### Data

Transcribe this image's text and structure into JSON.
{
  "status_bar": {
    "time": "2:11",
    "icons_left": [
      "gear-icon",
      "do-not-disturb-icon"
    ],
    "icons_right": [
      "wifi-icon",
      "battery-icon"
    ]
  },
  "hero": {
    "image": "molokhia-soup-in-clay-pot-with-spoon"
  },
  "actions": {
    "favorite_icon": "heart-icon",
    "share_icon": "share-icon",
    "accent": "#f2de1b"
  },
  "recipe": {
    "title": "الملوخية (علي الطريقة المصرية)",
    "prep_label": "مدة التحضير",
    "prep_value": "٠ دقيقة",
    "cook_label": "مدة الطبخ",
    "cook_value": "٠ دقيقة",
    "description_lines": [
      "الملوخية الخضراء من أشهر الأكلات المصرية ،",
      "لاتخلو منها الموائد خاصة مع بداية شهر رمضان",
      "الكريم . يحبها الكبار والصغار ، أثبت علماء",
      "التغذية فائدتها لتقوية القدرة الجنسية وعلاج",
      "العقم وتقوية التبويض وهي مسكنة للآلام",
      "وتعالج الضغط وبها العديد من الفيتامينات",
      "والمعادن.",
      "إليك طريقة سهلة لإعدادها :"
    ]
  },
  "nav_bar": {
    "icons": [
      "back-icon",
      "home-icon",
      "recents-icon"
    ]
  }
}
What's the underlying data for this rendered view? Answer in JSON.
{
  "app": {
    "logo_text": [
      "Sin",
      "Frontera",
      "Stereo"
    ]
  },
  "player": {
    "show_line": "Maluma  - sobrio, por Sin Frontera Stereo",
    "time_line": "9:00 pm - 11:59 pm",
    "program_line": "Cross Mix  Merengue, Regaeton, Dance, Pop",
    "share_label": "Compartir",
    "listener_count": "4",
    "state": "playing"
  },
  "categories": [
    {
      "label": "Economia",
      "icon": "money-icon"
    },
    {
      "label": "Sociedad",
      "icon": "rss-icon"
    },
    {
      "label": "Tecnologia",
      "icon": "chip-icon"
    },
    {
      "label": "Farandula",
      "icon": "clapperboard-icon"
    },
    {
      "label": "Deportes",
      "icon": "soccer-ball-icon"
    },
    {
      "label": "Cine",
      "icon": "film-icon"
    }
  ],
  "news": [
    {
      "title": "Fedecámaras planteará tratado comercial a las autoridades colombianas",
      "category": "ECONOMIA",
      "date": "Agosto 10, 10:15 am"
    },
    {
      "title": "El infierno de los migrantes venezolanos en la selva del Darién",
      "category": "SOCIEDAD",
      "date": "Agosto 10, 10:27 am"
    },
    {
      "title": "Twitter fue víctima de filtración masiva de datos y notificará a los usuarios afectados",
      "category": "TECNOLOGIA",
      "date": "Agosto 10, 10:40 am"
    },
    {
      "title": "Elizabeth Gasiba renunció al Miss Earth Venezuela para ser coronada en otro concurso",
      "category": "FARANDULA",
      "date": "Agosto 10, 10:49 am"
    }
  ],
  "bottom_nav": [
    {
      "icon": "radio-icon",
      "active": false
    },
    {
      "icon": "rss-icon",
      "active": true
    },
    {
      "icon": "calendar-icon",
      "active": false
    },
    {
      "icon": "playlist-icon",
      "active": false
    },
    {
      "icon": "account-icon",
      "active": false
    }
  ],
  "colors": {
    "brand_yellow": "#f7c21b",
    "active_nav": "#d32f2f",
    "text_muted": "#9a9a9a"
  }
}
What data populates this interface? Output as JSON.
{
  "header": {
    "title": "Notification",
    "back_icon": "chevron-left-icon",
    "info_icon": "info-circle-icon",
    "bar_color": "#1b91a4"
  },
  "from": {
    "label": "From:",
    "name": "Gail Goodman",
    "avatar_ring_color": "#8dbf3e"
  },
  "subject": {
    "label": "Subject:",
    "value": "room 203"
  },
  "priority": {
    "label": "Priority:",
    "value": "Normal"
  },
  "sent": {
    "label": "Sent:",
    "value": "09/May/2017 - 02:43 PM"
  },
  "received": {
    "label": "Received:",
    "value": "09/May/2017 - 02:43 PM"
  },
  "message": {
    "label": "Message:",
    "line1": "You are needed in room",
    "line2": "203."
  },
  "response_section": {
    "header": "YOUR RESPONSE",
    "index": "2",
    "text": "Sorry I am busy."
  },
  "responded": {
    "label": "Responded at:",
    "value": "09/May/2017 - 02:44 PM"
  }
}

######

▸ **Exercise**: Using the data above, return each line exactly as written.

▸ **Exercise solution**:
Transcribe this image's text and structure into JSON.
{
  "status_bar": {
    "time": "2:11",
    "icons_left": [
      "gear-icon",
      "do-not-disturb-icon"
    ],
    "icons_right": [
      "wifi-icon",
      "battery-icon"
    ]
  },
  "hero": {
    "image": "molokhia-soup-in-clay-pot-with-spoon"
  },
  "actions": {
    "favorite_icon": "heart-icon",
    "share_icon": "share-icon",
    "accent": "#f2de1b"
  },
  "recipe": {
    "title": "الملوخية (علي الطريقة المصرية)",
    "prep_label": "مدة التحضير",
    "prep_value": "٠ دقيقة",
    "cook_label": "مدة الطبخ",
    "cook_value": "٠ دقيقة",
    "description_lines": [
      "الملوخية الخضراء من أشهر الأكلات المصرية ،",
      "لاتخلو منها الموائد خاصة مع بداية شهر رمضان",
      "الكريم . يحبها الكبار والصغار ، أثبت علماء",
      "التغذية فائدتها لتقوية القدرة الجنسية وعلاج",
      "العقم وتقوية التبويض وهي مسكنة للآلام",
      "وتعالج الضغط وبها العديد من الفيتامينات",
      "والمعادن.",
      "إليك طريقة سهلة لإعدادها :"
    ]
  },
  "nav_bar": {
    "icons": [
      "back-icon",
      "home-icon",
      "recents-icon"
    ]
  }
}
What's the underlying data for this rendered view? Answer in JSON.
{
  "app": {
    "logo_text": [
      "Sin",
      "Frontera",
      "Stereo"
    ]
  },
  "player": {
    "show_line": "Maluma  - sobrio, por Sin Frontera Stereo",
    "time_line": "9:00 pm - 11:59 pm",
    "program_line": "Cross Mix  Merengue, Regaeton, Dance, Pop",
    "share_label": "Compartir",
    "listener_count": "4",
    "state": "playing"
  },
  "categories": [
    {
      "label": "Economia",
      "icon": "money-icon"
    },
    {
      "label": "Sociedad",
      "icon": "rss-icon"
    },
    {
      "label": "Tecnologia",
      "icon": "chip-icon"
    },
    {
      "label": "Farandula",
      "icon": "clapperboard-icon"
    },
    {
      "label": "Deportes",
      "icon": "soccer-ball-icon"
    },
    {
      "label": "Cine",
      "icon": "film-icon"
    }
  ],
  "news": [
    {
      "title": "Fedecámaras planteará tratado comercial a las autoridades colombianas",
      "category": "ECONOMIA",
      "date": "Agosto 10, 10:15 am"
    },
    {
      "title": "El infierno de los migrantes venezolanos en la selva del Darién",
      "category": "SOCIEDAD",
      "date": "Agosto 10, 10:27 am"
    },
    {
      "title": "Twitter fue víctima de filtración masiva de datos y notificará a los usuarios afectados",
      "category": "TECNOLOGIA",
      "date": "Agosto 10, 10:40 am"
    },
    {
      "title": "Elizabeth Gasiba renunció al Miss Earth Venezuela para ser coronada en otro concurso",
      "category": "FARANDULA",
      "date": "Agosto 10, 10:49 am"
    }
  ],
  "bottom_nav": [
    {
      "icon": "radio-icon",
      "active": false
    },
    {
      "icon": "rss-icon",
      "active": true
    },
    {
      "icon": "calendar-icon",
      "active": false
    },
    {
      "icon": "playlist-icon",
      "active": false
    },
    {
      "icon": "account-icon",
      "active": false
    }
  ],
  "colors": {
    "brand_yellow": "#f7c21b",
    "active_nav": "#d32f2f",
    "text_muted": "#9a9a9a"
  }
}
What data populates this interface? Output as JSON.
{
  "header": {
    "title": "Notification",
    "back_icon": "chevron-left-icon",
    "info_icon": "info-circle-icon",
    "bar_color": "#1b91a4"
  },
  "from": {
    "label": "From:",
    "name": "Gail Goodman",
    "avatar_ring_color": "#8dbf3e"
  },
  "subject": {
    "label": "Subject:",
    "value": "room 203"
  },
  "priority": {
    "label": "Priority:",
    "value": "Normal"
  },
  "sent": {
    "label": "Sent:",
    "value": "09/May/2017 - 02:43 PM"
  },
  "received": {
    "label": "Received:",
    "value": "09/May/2017 - 02:43 PM"
  },
  "message": {
    "label": "Message:",
    "line1": "You are needed in room",
    "line2": "203."
  },
  "response_section": {
    "header": "YOUR RESPONSE",
    "index": "2",
    "text": "Sorry I am busy."
  },
  "responded": {
    "label": "Responded at:",
    "value": "09/May/2017 - 02:44 PM"
  }
}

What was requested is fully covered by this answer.